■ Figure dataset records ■
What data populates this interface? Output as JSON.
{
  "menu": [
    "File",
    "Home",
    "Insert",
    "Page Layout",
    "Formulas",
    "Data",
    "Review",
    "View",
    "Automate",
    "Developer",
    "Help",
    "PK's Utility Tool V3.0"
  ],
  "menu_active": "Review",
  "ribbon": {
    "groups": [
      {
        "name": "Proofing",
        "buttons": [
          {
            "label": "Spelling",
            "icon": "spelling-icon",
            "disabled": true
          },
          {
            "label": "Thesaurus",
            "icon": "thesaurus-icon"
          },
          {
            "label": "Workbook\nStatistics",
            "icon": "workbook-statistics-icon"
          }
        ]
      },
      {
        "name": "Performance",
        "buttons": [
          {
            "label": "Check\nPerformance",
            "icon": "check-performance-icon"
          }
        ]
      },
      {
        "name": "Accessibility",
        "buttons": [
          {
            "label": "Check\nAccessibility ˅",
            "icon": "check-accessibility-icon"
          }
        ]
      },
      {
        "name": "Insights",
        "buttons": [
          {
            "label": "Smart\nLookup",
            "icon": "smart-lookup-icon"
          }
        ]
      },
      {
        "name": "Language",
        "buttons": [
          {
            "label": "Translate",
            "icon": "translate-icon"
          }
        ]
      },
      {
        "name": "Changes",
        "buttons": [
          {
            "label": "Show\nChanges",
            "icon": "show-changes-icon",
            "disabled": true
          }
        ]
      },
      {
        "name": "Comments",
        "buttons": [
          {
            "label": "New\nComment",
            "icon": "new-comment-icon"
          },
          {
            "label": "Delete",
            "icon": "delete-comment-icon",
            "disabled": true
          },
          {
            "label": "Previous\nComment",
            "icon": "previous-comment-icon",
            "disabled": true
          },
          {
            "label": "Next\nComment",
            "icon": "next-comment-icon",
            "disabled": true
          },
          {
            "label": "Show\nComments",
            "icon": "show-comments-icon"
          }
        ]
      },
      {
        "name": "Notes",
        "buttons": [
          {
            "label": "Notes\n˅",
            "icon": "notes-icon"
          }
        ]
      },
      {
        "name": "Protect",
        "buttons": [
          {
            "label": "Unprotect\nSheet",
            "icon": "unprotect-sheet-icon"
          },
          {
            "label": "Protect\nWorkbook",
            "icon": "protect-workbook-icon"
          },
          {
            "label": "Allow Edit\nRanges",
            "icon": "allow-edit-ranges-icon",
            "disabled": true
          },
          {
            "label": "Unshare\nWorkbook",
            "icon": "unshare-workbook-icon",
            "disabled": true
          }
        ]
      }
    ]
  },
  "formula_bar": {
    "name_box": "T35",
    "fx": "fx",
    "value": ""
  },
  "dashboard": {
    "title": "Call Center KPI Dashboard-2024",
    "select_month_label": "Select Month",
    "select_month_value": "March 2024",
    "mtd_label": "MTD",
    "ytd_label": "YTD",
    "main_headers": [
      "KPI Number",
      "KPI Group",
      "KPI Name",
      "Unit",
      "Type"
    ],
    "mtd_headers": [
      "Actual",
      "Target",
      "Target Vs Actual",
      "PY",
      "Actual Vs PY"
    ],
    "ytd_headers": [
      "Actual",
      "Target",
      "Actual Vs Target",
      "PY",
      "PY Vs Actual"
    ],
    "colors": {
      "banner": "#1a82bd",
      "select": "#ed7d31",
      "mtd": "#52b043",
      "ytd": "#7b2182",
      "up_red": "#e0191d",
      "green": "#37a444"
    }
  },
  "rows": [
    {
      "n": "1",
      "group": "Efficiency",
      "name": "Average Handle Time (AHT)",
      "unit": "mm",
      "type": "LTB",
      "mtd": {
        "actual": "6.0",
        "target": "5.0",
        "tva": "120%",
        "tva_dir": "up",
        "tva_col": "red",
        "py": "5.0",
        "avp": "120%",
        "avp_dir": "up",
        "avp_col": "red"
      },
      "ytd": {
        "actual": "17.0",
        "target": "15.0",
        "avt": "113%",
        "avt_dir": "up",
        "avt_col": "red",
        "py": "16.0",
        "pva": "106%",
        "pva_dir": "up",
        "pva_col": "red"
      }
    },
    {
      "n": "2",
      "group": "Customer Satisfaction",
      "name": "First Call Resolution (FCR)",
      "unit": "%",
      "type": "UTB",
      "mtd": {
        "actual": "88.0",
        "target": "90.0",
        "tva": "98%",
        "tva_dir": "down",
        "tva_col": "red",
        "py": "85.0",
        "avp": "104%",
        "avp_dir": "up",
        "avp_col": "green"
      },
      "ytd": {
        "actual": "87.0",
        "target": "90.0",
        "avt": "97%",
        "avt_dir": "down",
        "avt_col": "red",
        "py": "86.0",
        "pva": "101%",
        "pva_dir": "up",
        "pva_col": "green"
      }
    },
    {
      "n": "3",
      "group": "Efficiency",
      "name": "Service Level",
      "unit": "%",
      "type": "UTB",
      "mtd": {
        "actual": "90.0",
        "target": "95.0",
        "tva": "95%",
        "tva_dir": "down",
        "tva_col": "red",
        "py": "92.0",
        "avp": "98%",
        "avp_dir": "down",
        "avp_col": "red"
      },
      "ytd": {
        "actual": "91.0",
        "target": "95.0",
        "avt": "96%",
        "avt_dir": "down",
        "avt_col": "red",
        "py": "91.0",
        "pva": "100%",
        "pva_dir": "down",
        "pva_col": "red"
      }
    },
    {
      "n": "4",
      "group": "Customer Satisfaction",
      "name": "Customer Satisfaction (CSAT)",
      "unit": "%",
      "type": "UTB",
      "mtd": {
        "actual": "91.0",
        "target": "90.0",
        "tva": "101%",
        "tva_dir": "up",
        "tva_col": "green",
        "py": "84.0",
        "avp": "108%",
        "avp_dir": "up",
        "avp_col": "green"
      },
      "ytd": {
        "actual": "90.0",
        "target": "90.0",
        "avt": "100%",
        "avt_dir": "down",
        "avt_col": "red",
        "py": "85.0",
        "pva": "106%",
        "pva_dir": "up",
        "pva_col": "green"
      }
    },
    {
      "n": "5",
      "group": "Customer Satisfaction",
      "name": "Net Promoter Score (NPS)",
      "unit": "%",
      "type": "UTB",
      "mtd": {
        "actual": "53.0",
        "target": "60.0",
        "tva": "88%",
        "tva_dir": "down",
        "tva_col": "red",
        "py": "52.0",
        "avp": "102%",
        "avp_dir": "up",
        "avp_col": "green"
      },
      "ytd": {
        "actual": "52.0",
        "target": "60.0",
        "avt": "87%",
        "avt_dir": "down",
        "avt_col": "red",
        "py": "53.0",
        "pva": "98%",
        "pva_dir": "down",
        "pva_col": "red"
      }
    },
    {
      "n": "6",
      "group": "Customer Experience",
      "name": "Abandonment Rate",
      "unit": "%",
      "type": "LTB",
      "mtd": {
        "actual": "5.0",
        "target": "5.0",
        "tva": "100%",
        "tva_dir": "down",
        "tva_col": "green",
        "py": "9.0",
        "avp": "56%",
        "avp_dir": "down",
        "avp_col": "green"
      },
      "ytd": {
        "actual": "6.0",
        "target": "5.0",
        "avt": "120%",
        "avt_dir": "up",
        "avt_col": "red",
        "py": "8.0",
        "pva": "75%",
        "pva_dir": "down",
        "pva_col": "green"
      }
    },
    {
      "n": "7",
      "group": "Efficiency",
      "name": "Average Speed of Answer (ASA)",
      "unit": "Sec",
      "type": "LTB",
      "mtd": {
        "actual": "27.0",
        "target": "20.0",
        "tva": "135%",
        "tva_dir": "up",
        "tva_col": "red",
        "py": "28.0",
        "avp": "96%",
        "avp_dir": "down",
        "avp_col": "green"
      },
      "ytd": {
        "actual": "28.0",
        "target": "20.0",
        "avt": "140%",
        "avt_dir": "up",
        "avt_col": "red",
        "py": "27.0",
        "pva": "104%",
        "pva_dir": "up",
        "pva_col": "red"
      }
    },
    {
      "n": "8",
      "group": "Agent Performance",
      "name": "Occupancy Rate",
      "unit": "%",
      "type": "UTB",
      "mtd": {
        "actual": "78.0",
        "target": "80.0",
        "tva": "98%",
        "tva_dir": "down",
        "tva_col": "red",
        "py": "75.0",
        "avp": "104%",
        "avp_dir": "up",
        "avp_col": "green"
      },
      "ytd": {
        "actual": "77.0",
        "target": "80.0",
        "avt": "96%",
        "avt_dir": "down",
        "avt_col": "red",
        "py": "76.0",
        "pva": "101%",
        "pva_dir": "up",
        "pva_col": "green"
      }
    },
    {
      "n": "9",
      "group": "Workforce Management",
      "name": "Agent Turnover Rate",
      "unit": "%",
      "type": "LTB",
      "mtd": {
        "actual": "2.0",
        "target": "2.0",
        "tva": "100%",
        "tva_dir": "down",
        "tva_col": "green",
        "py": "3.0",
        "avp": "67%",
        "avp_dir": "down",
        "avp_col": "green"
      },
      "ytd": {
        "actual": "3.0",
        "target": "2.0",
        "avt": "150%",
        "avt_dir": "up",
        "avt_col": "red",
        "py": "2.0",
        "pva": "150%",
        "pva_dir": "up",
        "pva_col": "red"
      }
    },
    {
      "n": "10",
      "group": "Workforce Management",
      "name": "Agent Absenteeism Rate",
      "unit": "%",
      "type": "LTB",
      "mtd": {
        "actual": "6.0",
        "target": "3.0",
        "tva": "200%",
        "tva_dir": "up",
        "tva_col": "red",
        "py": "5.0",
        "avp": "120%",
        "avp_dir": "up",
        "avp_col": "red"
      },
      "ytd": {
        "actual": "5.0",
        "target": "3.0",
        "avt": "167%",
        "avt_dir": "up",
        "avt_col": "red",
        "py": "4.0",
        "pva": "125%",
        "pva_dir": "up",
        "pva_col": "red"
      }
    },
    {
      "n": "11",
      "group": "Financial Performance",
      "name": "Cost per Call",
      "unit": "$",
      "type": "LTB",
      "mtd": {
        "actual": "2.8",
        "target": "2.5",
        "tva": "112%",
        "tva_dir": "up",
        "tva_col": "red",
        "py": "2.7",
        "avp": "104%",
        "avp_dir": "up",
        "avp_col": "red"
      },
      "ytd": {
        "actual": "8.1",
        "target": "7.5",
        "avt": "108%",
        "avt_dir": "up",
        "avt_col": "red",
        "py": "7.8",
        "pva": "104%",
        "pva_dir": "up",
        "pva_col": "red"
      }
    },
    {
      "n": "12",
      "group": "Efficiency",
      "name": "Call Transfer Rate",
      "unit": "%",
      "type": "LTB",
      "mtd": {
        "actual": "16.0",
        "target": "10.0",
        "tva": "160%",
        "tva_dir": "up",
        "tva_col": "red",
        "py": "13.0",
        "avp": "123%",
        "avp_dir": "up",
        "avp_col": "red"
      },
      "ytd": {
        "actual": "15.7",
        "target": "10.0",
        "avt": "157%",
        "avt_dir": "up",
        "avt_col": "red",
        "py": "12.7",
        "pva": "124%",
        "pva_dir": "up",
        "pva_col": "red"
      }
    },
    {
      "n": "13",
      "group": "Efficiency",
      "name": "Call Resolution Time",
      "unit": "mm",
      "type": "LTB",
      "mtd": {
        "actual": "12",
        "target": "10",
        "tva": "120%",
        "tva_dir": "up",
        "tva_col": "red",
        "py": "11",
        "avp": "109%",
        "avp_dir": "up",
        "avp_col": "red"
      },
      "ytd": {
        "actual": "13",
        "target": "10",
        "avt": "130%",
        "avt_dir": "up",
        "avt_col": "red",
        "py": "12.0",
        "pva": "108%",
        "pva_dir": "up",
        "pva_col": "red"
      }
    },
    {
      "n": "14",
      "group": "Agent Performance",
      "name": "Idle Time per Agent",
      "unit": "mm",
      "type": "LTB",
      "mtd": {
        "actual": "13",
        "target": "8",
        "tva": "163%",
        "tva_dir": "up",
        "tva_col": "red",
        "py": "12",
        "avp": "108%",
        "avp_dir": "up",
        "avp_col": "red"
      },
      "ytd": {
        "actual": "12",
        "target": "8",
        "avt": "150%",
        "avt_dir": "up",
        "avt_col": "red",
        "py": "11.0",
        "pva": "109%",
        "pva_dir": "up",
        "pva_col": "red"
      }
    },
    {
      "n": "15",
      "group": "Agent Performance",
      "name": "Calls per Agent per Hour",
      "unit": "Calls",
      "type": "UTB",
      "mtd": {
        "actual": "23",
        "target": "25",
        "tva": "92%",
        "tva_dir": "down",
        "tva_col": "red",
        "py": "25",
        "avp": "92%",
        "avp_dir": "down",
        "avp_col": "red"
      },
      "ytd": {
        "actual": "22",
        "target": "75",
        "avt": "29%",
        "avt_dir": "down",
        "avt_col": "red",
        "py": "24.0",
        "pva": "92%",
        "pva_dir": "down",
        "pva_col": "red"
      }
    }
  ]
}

■ EXERCISE DIRECTIONS ■
From the entries, copy out each line containing the word "Time".

■ TASK OUTPUT ■
      "name": "Average Handle Time (AHT)",
      "name": "Call Resolution Time",
      "name": "Idle Time per Agent",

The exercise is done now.